Exercise input:
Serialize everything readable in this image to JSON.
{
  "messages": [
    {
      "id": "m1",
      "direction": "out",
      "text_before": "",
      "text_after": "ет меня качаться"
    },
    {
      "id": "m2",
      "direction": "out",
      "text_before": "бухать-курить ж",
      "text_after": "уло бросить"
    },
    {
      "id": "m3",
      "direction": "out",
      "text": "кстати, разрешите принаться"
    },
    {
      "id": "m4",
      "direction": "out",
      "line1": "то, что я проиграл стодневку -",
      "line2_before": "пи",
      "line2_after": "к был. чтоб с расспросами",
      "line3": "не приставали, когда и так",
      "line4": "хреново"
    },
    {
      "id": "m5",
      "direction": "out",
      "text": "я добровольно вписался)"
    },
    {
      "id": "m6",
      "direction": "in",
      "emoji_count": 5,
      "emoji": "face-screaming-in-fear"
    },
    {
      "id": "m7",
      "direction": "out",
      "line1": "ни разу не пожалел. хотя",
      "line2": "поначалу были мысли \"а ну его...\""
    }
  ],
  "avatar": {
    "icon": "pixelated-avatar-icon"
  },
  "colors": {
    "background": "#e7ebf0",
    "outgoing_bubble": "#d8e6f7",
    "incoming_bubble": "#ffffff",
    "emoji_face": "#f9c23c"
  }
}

Task prompt: Every record shown above must be echoed exactly.

Expected output:
Serialize everything readable in this image to JSON.
{
  "messages": [
    {
      "id": "m1",
      "direction": "out",
      "text_before": "",
      "text_after": "ет меня качаться"
    },
    {
      "id": "m2",
      "direction": "out",
      "text_before": "бухать-курить ж",
      "text_after": "уло бросить"
    },
    {
      "id": "m3",
      "direction": "out",
      "text": "кстати, разрешите принаться"
    },
    {
      "id": "m4",
      "direction": "out",
      "line1": "то, что я проиграл стодневку -",
      "line2_before": "пи",
      "line2_after": "к был. чтоб с расспросами",
      "line3": "не приставали, когда и так",
      "line4": "хреново"
    },
    {
      "id": "m5",
      "direction": "out",
      "text": "я добровольно вписался)"
    },
    {
      "id": "m6",
      "direction": "in",
      "emoji_count": 5,
      "emoji": "face-screaming-in-fear"
    },
    {
      "id": "m7",
      "direction": "out",
      "line1": "ни разу не пожалел. хотя",
      "line2": "поначалу были мысли \"а ну его...\""
    }
  ],
  "avatar": {
    "icon": "pixelated-avatar-icon"
  },
  "colors": {
    "background": "#e7ebf0",
    "outgoing_bubble": "#d8e6f7",
    "incoming_bubble": "#ffffff",
    "emoji_face": "#f9c23c"
  }
}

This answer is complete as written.